- Items from a figure collection
<<<<

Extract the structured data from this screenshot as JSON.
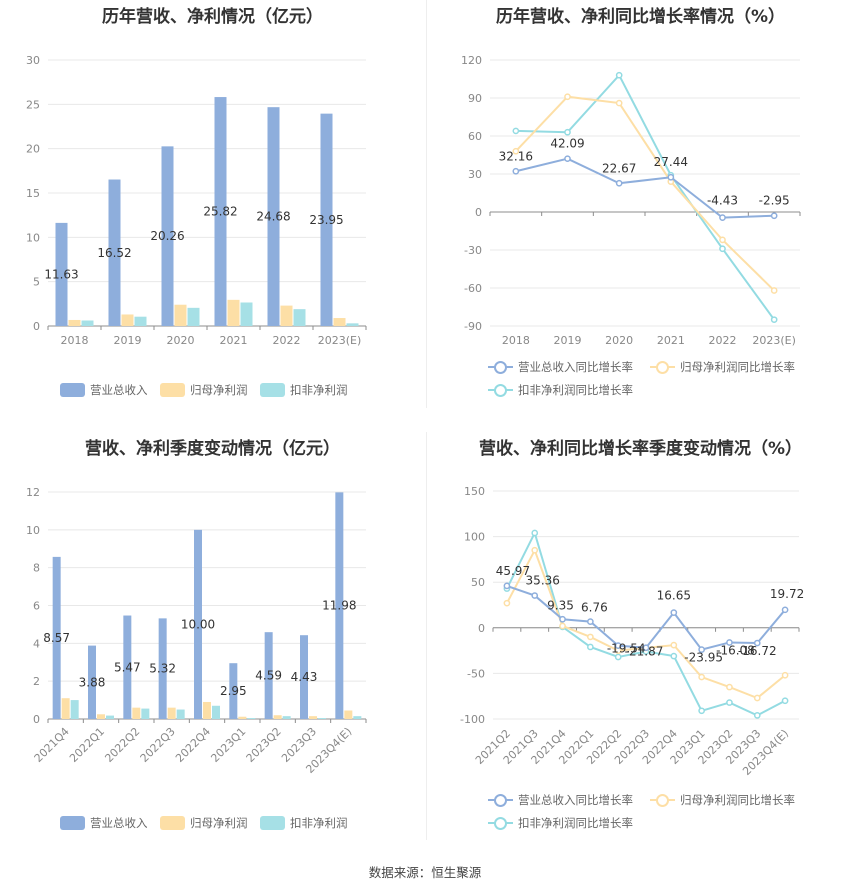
{
  "source_text": "数据来源：恒生聚源",
  "colors": {
    "revenue": "#8eaedc",
    "net_profit": "#fddfa6",
    "deducted": "#a6e0e6",
    "revenue_line": "#8eaedc",
    "net_line": "#fddfa6",
    "deducted_line": "#93dbe2"
  },
  "chart_data": [
    {
      "id": "annual_bar",
      "type": "bar",
      "title": "历年营收、净利情况（亿元）",
      "categories": [
        "2018",
        "2019",
        "2020",
        "2021",
        "2022",
        "2023(E)"
      ],
      "series": [
        {
          "name": "营业总收入",
          "values": [
            11.63,
            16.52,
            20.26,
            25.82,
            24.68,
            23.95
          ]
        },
        {
          "name": "归母净利润",
          "values": [
            0.68,
            1.3,
            2.4,
            2.95,
            2.3,
            0.9
          ]
        },
        {
          "name": "扣非净利润",
          "values": [
            0.62,
            1.05,
            2.05,
            2.65,
            1.9,
            0.3
          ]
        }
      ],
      "data_labels": [
        "11.63",
        "16.52",
        "20.26",
        "25.82",
        "24.68",
        "23.95"
      ],
      "ylim": [
        0,
        30
      ],
      "yticks": [
        "0",
        "5",
        "10",
        "15",
        "20",
        "25",
        "30"
      ],
      "grid": true,
      "legend_position": "bottom"
    },
    {
      "id": "annual_line",
      "type": "line",
      "title": "历年营收、净利同比增长率情况（%）",
      "categories": [
        "2018",
        "2019",
        "2020",
        "2021",
        "2022",
        "2023(E)"
      ],
      "series": [
        {
          "name": "营业总收入同比增长率",
          "values": [
            32.16,
            42.09,
            22.67,
            27.44,
            -4.43,
            -2.95
          ]
        },
        {
          "name": "归母净利润同比增长率",
          "values": [
            48,
            91,
            86,
            24,
            -22,
            -62
          ]
        },
        {
          "name": "扣非净利润同比增长率",
          "values": [
            64,
            63,
            108,
            29,
            -29,
            -85
          ]
        }
      ],
      "data_labels": [
        "32.16",
        "42.09",
        "22.67",
        "27.44",
        "-4.43",
        "-2.95"
      ],
      "ylim": [
        -90,
        120
      ],
      "yticks": [
        "-90",
        "-60",
        "-30",
        "0",
        "30",
        "60",
        "90",
        "120"
      ],
      "grid": true,
      "legend_position": "bottom"
    },
    {
      "id": "quarter_bar",
      "type": "bar",
      "title": "营收、净利季度变动情况（亿元）",
      "categories": [
        "2021Q4",
        "2022Q1",
        "2022Q2",
        "2022Q3",
        "2022Q4",
        "2023Q1",
        "2023Q2",
        "2023Q3",
        "2023Q4(E)"
      ],
      "series": [
        {
          "name": "营业总收入",
          "values": [
            8.57,
            3.88,
            5.47,
            5.32,
            10.0,
            2.95,
            4.59,
            4.43,
            11.98
          ]
        },
        {
          "name": "归母净利润",
          "values": [
            1.1,
            0.25,
            0.6,
            0.6,
            0.9,
            0.12,
            0.2,
            0.15,
            0.45
          ]
        },
        {
          "name": "扣非净利润",
          "values": [
            1.0,
            0.18,
            0.55,
            0.5,
            0.7,
            0.05,
            0.15,
            0.05,
            0.15
          ]
        }
      ],
      "data_labels": [
        "8.57",
        "3.88",
        "5.47",
        "5.32",
        "10.00",
        "2.95",
        "4.59",
        "4.43",
        "11.98"
      ],
      "ylim": [
        0,
        12
      ],
      "yticks": [
        "0",
        "2",
        "4",
        "6",
        "8",
        "10",
        "12"
      ],
      "grid": true,
      "legend_position": "bottom"
    },
    {
      "id": "quarter_line",
      "type": "line",
      "title": "营收、净利同比增长率季度变动情况（%）",
      "categories": [
        "2021Q2",
        "2021Q3",
        "2021Q4",
        "2022Q1",
        "2022Q2",
        "2022Q3",
        "2022Q4",
        "2023Q1",
        "2023Q2",
        "2023Q3",
        "2023Q4(E)"
      ],
      "series": [
        {
          "name": "营业总收入同比增长率",
          "values": [
            45.97,
            35.36,
            9.35,
            6.76,
            -19.54,
            -21.87,
            16.65,
            -23.95,
            -16.08,
            -16.72,
            19.72
          ]
        },
        {
          "name": "归母净利润同比增长率",
          "values": [
            27,
            85,
            2,
            -10,
            -25,
            -22,
            -19,
            -54,
            -65,
            -77,
            -52
          ]
        },
        {
          "name": "扣非净利润同比增长率",
          "values": [
            43,
            104,
            1,
            -21,
            -32,
            -26,
            -31,
            -91,
            -82,
            -96,
            -80
          ]
        }
      ],
      "data_labels": [
        "45.97",
        "35.36",
        "9.35",
        "6.76",
        "-19.54",
        "-21.87",
        "16.65",
        "-23.95",
        "-16.08",
        "-16.72",
        "19.72"
      ],
      "ylim": [
        -100,
        150
      ],
      "yticks": [
        "-100",
        "-50",
        "0",
        "50",
        "100",
        "150"
      ],
      "grid": true,
      "legend_position": "bottom"
    }
  ]
}
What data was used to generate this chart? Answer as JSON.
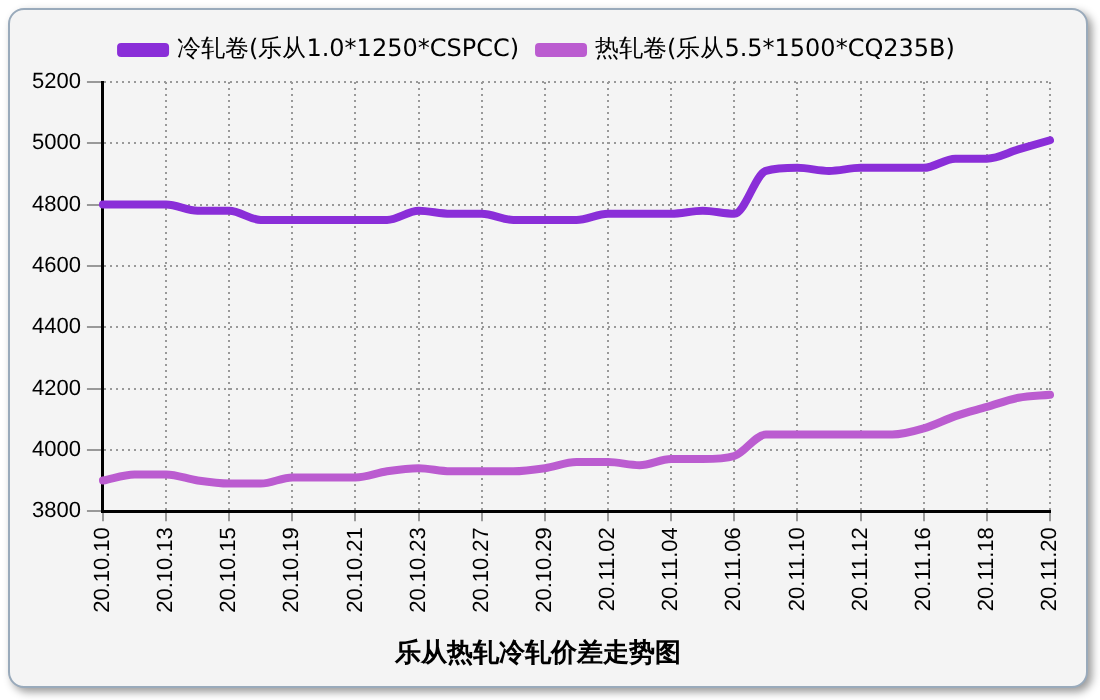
{
  "chart_data": {
    "type": "line",
    "title": "乐从热轧冷轧价差走势图",
    "categories": [
      "20.10.10",
      null,
      "20.10.13",
      null,
      "20.10.15",
      null,
      "20.10.19",
      null,
      "20.10.21",
      null,
      "20.10.23",
      null,
      "20.10.27",
      null,
      "20.10.29",
      null,
      "20.11.02",
      null,
      "20.11.04",
      null,
      "20.11.06",
      null,
      "20.11.10",
      null,
      "20.11.12",
      null,
      "20.11.16",
      null,
      "20.11.18",
      null,
      "20.11.20"
    ],
    "series": [
      {
        "name": "冷轧卷(乐从1.0*1250*CSPCC)",
        "color": "#8a2ed8",
        "values": [
          4800,
          4800,
          4800,
          4780,
          4780,
          4750,
          4750,
          4750,
          4750,
          4750,
          4780,
          4770,
          4770,
          4750,
          4750,
          4750,
          4770,
          4770,
          4770,
          4780,
          4770,
          4910,
          4920,
          4910,
          4920,
          4920,
          4920,
          4950,
          4950,
          4980,
          5010
        ]
      },
      {
        "name": "热轧卷(乐从5.5*1500*CQ235B)",
        "color": "#bb5cd0",
        "values": [
          3900,
          3920,
          3920,
          3900,
          3890,
          3890,
          3910,
          3910,
          3910,
          3930,
          3940,
          3930,
          3930,
          3930,
          3940,
          3960,
          3960,
          3950,
          3970,
          3970,
          3980,
          4050,
          4050,
          4050,
          4050,
          4050,
          4070,
          4110,
          4140,
          4170,
          4180
        ]
      }
    ],
    "ylim": [
      3800,
      5200
    ],
    "yticks": [
      3800,
      4000,
      4200,
      4400,
      4600,
      4800,
      5000,
      5200
    ],
    "grid": true,
    "legend": "top",
    "marker": "none",
    "line_style": "solid"
  }
}
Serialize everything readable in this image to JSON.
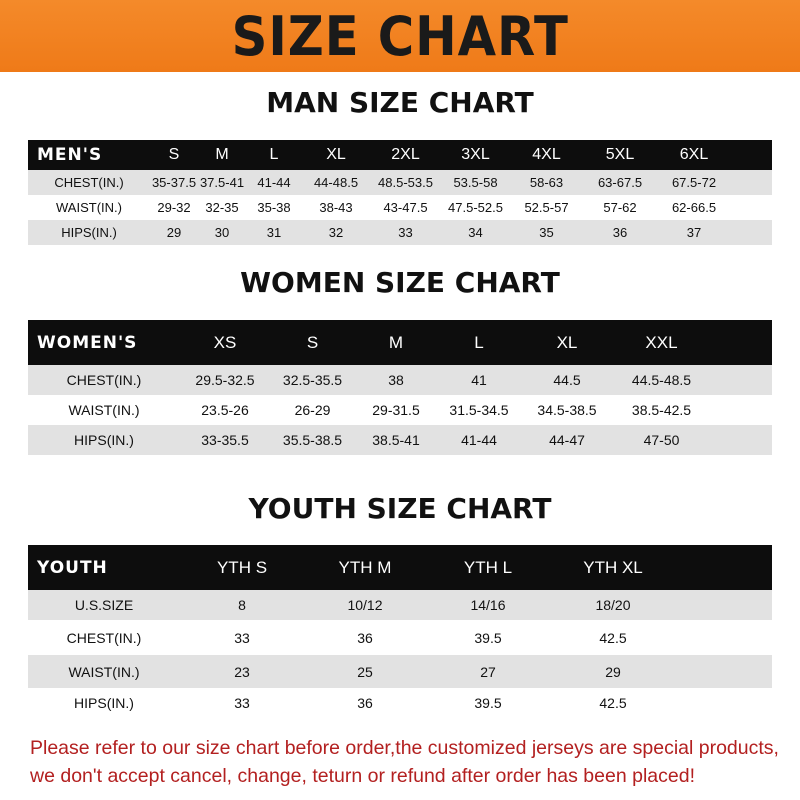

>>>>

Will you restate every entry word for word and omit the images?

Extract the structured data from this screenshot as JSON.
{
  "source_text": "数据来源：恒生聚源",
  "colors": {
    "revenue": "#8eaedc",
    "net_profit": "#fddfa6",
    "deducted": "#a6e0e6",
    "revenue_line": "#8eaedc",
    "net_line": "#fddfa6",
    "deducted_line": "#93dbe2"
  },
  "chart_data": [
    {
      "id": "annual_bar",
      "type": "bar",
      "title": "历年营收、净利情况（亿元）",
      "categories": [
        "2018",
        "2019",
        "2020",
        "2021",
        "2022",
        "2023(E)"
      ],
      "series": [
        {
          "name": "营业总收入",
          "values": [
            11.63,
            16.52,
            20.26,
            25.82,
            24.68,
            23.95
          ]
        },
        {
          "name": "归母净利润",
          "values": [
            0.68,
            1.3,
            2.4,
            2.95,
            2.3,
            0.9
          ]
        },
        {
          "name": "扣非净利润",
          "values": [
            0.62,
            1.05,
            2.05,
            2.65,
            1.9,
            0.3
          ]
        }
      ],
      "data_labels": [
        "11.63",
        "16.52",
        "20.26",
        "25.82",
        "24.68",
        "23.95"
      ],
      "ylim": [
        0,
        30
      ],
      "yticks": [
        "0",
        "5",
        "10",
        "15",
        "20",
        "25",
        "30"
      ],
      "grid": true,
      "legend_position": "bottom"
    },
    {
      "id": "annual_line",
      "type": "line",
      "title": "历年营收、净利同比增长率情况（%）",
      "categories": [
        "2018",
        "2019",
        "2020",
        "2021",
        "2022",
        "2023(E)"
      ],
      "series": [
        {
          "name": "营业总收入同比增长率",
          "values": [
            32.16,
            42.09,
            22.67,
            27.44,
            -4.43,
            -2.95
          ]
        },
        {
          "name": "归母净利润同比增长率",
          "values": [
            48,
            91,
            86,
            24,
            -22,
            -62
          ]
        },
        {
          "name": "扣非净利润同比增长率",
          "values": [
            64,
            63,
            108,
            29,
            -29,
            -85
          ]
        }
      ],
      "data_labels": [
        "32.16",
        "42.09",
        "22.67",
        "27.44",
        "-4.43",
        "-2.95"
      ],
      "ylim": [
        -90,
        120
      ],
      "yticks": [
        "-90",
        "-60",
        "-30",
        "0",
        "30",
        "60",
        "90",
        "120"
      ],
      "grid": true,
      "legend_position": "bottom"
    },
    {
      "id": "quarter_bar",
      "type": "bar",
      "title": "营收、净利季度变动情况（亿元）",
      "categories": [
        "2021Q4",
        "2022Q1",
        "2022Q2",
        "2022Q3",
        "2022Q4",
        "2023Q1",
        "2023Q2",
        "2023Q3",
        "2023Q4(E)"
      ],
      "series": [
        {
          "name": "营业总收入",
          "values": [
            8.57,
            3.88,
            5.47,
            5.32,
            10.0,
            2.95,
            4.59,
            4.43,
            11.98
          ]
        },
        {
          "name": "归母净利润",
          "values": [
            1.1,
            0.25,
            0.6,
            0.6,
            0.9,
            0.12,
            0.2,
            0.15,
            0.45
          ]
        },
        {
          "name": "扣非净利润",
          "values": [
            1.0,
            0.18,
            0.55,
            0.5,
            0.7,
            0.05,
            0.15,
            0.05,
            0.15
          ]
        }
      ],
      "data_labels": [
        "8.57",
        "3.88",
        "5.47",
        "5.32",
        "10.00",
        "2.95",
        "4.59",
        "4.43",
        "11.98"
      ],
      "ylim": [
        0,
        12
      ],
      "yticks": [
        "0",
        "2",
        "4",
        "6",
        "8",
        "10",
        "12"
      ],
      "grid": true,
      "legend_position": "bottom"
    },
    {
      "id": "quarter_line",
      "type": "line",
      "title": "营收、净利同比增长率季度变动情况（%）",
      "categories": [
        "2021Q2",
        "2021Q3",
        "2021Q4",
        "2022Q1",
        "2022Q2",
        "2022Q3",
        "2022Q4",
        "2023Q1",
        "2023Q2",
        "2023Q3",
        "2023Q4(E)"
      ],
      "series": [
        {
          "name": "营业总收入同比增长率",
          "values": [
            45.97,
            35.36,
            9.35,
            6.76,
            -19.54,
            -21.87,
            16.65,
            -23.95,
            -16.08,
            -16.72,
            19.72
          ]
        },
        {
          "name": "归母净利润同比增长率",
          "values": [
            27,
            85,
            2,
            -10,
            -25,
            -22,
            -19,
            -54,
            -65,
            -77,
            -52
          ]
        },
        {
          "name": "扣非净利润同比增长率",
          "values": [
            43,
            104,
            1,
            -21,
            -32,
            -26,
            -31,
            -91,
            -82,
            -96,
            -80
          ]
        }
      ],
      "data_labels": [
        "45.97",
        "35.36",
        "9.35",
        "6.76",
        "-19.54",
        "-21.87",
        "16.65",
        "-23.95",
        "-16.08",
        "-16.72",
        "19.72"
      ],
      "ylim": [
        -100,
        150
      ],
      "yticks": [
        "-100",
        "-50",
        "0",
        "50",
        "100",
        "150"
      ],
      "grid": true,
      "legend_position": "bottom"
    }
  ]
}
What data was used to generate this chart? Answer as JSON.
{
  "chart_data": {
    "type": "line",
    "title": "乐从热轧冷轧价差走势图",
    "categories": [
      "20.10.10",
      null,
      "20.10.13",
      null,
      "20.10.15",
      null,
      "20.10.19",
      null,
      "20.10.21",
      null,
      "20.10.23",
      null,
      "20.10.27",
      null,
      "20.10.29",
      null,
      "20.11.02",
      null,
      "20.11.04",
      null,
      "20.11.06",
      null,
      "20.11.10",
      null,
      "20.11.12",
      null,
      "20.11.16",
      null,
      "20.11.18",
      null,
      "20.11.20"
    ],
    "series": [
      {
        "name": "冷轧卷(乐从1.0*1250*CSPCC)",
        "color": "#8a2ed8",
        "values": [
          4800,
          4800,
          4800,
          4780,
          4780,
          4750,
          4750,
          4750,
          4750,
          4750,
          4780,
          4770,
          4770,
          4750,
          4750,
          4750,
          4770,
          4770,
          4770,
          4780,
          4770,
          4910,
          4920,
          4910,
          4920,
          4920,
          4920,
          4950,
          4950,
          4980,
          5010
        ]
      },
      {
        "name": "热轧卷(乐从5.5*1500*CQ235B)",
        "color": "#bb5cd0",
        "values": [
          3900,
          3920,
          3920,
          3900,
          3890,
          3890,
          3910,
          3910,
          3910,
          3930,
          3940,
          3930,
          3930,
          3930,
          3940,
          3960,
          3960,
          3950,
          3970,
          3970,
          3980,
          4050,
          4050,
          4050,
          4050,
          4050,
          4070,
          4110,
          4140,
          4170,
          4180
        ]
      }
    ],
    "ylim": [
      3800,
      5200
    ],
    "yticks": [
      3800,
      4000,
      4200,
      4400,
      4600,
      4800,
      5000,
      5200
    ],
    "grid": true,
    "legend": "top",
    "marker": "none",
    "line_style": "solid"
  }
}
Serialize everything readable in this image to JSON.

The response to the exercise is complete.